## Begin Exercise material

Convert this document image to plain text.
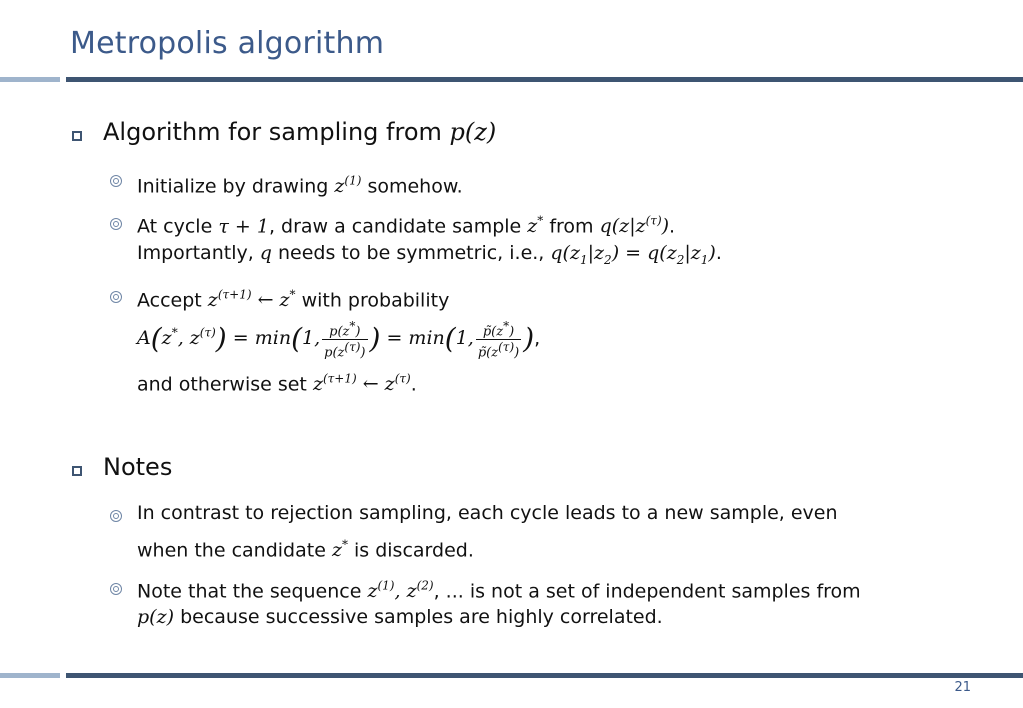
Metropolis algorithm
Algorithm for sampling from p(z)
Initialize by drawing $z^{(1)}$ somehow.
At cycle τ + 1, draw a candidate sample z* from $q(z|z^{(\tau)})$.
Importantly, q needs to be symmetric, i.e., $q(z_1|z_2) = q(z_2|z_1)$.
Accept $z^{(\tau+1)}$ ← z* with probability
A(z*, $z^{(\tau)}) = \min(1$, $\frac{p(z^*)}{p(z^{(\tau)})}$ ) = min(1, $\frac{p̃(z^*)}{p̃(z^{(\tau)})}$ ),
and otherwise set $z^{(\tau+1)}$ ← $z^{(\tau)}$.
Notes
In contrast to rejection sampling, each cycle leads to a new sample, even
when the candidate z* is discarded.
Note that the sequence $z^{(1)}$, $z^{(2)}$, ... is not a set of independent samples from
p(z) because successive samples are highly correlated.
21
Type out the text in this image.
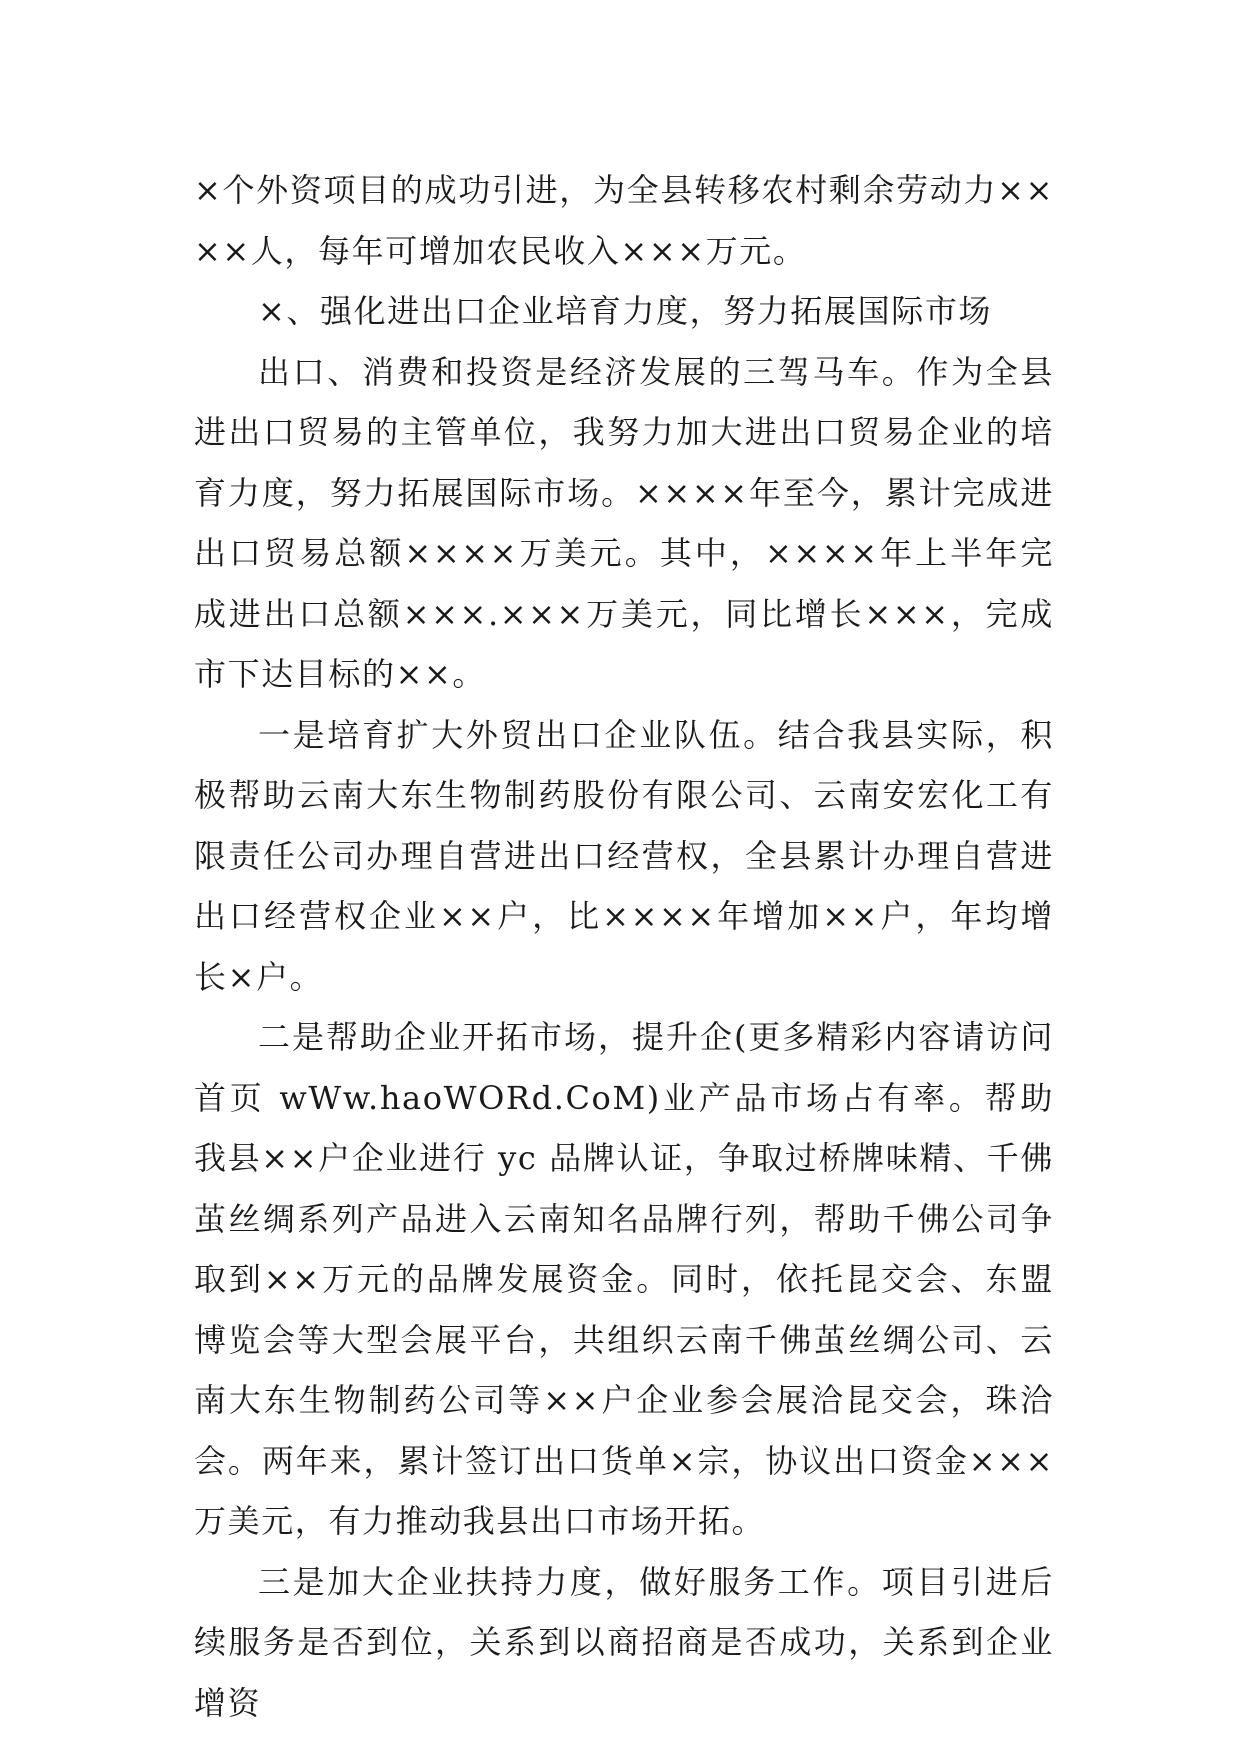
×个外资项目的成功引进，为全县转移农村剩余劳动力××××人，每年可增加农民收入×××万元。

×、强化进出口企业培育力度，努力拓展国际市场

出口、消费和投资是经济发展的三驾马车。作为全县进出口贸易的主管单位，我努力加大进出口贸易企业的培育力度，努力拓展国际市场。××××年至今，累计完成进出口贸易总额××××万美元。其中，××××年上半年完成进出口总额×××.×××万美元，同比增长×××，完成市下达目标的××。

一是培育扩大外贸出口企业队伍。结合我县实际，积极帮助云南大东生物制药股份有限公司、云南安宏化工有限责任公司办理自营进出口经营权，全县累计办理自营进出口经营权企业××户，比××××年增加××户，年均增长×户。

二是帮助企业开拓市场，提升企(更多精彩内容请访问首页 wWw.haoWORd.CoM)业产品市场占有率。帮助我县××户企业进行 yc 品牌认证，争取过桥牌味精、千佛茧丝绸系列产品进入云南知名品牌行列，帮助千佛公司争取到××万元的品牌发展资金。同时，依托昆交会、东盟博览会等大型会展平台，共组织云南千佛茧丝绸公司、云南大东生物制药公司等××户企业参会展洽昆交会，珠洽会。两年来，累计签订出口货单×宗，协议出口资金×××万美元，有力推动我县出口市场开拓。

三是加大企业扶持力度，做好服务工作。项目引进后续服务是否到位，关系到以商招商是否成功，关系到企业增资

## End Exercise material

* **Instructions for the task**: Each line in the listing above that contains "candidate" should be copied.

* **Written solution**:
At cycle τ + 1, draw a candidate sample z* from $q(z|z^{(\tau)})$.
when the candidate z* is discarded.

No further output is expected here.